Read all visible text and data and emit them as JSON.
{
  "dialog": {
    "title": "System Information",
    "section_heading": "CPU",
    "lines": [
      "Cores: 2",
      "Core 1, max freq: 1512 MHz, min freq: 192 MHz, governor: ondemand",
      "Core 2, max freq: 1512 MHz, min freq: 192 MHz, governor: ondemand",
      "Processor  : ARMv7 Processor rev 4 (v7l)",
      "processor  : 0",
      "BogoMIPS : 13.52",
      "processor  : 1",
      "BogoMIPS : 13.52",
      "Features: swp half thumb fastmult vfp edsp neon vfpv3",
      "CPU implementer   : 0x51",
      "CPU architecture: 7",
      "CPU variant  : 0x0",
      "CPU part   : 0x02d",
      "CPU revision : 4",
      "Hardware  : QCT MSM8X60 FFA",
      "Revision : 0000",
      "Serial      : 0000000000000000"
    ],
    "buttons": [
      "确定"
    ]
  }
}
※ ※ ※
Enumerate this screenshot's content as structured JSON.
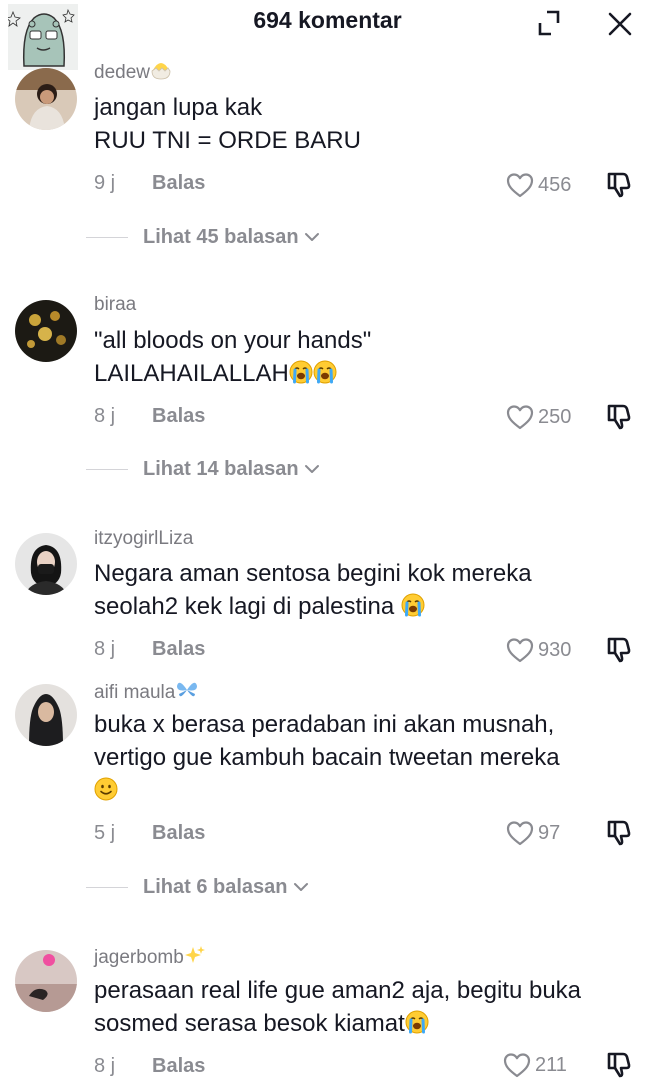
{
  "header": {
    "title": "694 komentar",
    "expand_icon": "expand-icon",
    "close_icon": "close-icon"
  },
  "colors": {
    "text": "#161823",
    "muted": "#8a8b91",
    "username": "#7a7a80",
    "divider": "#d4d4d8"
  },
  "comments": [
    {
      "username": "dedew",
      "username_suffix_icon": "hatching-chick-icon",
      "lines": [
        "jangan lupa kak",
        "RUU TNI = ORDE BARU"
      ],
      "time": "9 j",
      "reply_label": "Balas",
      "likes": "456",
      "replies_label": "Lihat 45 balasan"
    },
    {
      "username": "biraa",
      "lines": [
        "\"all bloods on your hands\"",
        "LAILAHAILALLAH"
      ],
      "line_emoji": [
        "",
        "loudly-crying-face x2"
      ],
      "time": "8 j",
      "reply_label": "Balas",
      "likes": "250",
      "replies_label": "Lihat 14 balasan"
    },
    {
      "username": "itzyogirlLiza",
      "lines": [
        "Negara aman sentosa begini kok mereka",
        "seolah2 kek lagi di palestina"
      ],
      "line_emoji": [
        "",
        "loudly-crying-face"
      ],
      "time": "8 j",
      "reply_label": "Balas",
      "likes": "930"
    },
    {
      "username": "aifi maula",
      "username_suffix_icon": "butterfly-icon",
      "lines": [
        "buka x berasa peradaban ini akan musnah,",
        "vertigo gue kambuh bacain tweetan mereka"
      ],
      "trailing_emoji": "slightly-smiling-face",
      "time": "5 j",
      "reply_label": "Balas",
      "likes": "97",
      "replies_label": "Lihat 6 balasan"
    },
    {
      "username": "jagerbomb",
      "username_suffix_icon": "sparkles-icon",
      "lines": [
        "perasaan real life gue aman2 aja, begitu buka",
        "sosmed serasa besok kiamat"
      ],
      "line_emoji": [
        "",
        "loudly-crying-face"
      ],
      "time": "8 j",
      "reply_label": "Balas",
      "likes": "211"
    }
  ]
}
※ ※ ※
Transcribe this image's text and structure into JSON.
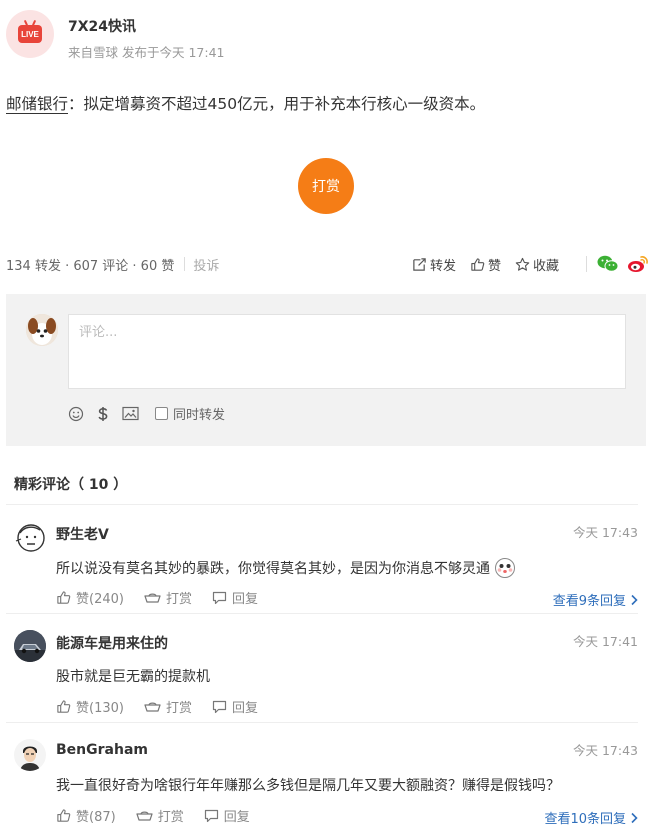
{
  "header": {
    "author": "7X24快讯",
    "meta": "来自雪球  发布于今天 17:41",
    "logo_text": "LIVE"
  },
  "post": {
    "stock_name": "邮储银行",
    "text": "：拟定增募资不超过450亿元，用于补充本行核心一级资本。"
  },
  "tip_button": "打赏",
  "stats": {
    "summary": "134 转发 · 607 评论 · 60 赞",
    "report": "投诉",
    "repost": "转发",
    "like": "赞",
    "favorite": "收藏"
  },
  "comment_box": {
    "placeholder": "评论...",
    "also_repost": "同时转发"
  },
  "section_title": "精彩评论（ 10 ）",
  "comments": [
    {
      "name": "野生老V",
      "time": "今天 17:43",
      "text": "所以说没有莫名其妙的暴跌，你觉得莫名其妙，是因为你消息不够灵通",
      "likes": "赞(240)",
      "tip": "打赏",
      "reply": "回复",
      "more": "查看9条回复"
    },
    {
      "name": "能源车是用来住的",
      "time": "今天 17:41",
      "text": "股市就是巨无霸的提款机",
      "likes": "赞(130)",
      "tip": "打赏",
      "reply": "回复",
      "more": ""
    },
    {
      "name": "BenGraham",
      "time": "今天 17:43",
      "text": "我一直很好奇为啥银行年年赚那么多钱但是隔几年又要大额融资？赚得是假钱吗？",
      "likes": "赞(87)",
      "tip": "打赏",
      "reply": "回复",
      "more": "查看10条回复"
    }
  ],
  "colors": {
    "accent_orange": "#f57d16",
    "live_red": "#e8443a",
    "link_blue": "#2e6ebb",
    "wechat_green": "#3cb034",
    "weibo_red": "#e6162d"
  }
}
※ ※ ※
• _Task brief_
Copy every line of the listing that includes the string "face".

• _Task result_
        "loudly-crying-face x2"
        "loudly-crying-face"
      "trailing_emoji": "slightly-smiling-face",
        "loudly-crying-face"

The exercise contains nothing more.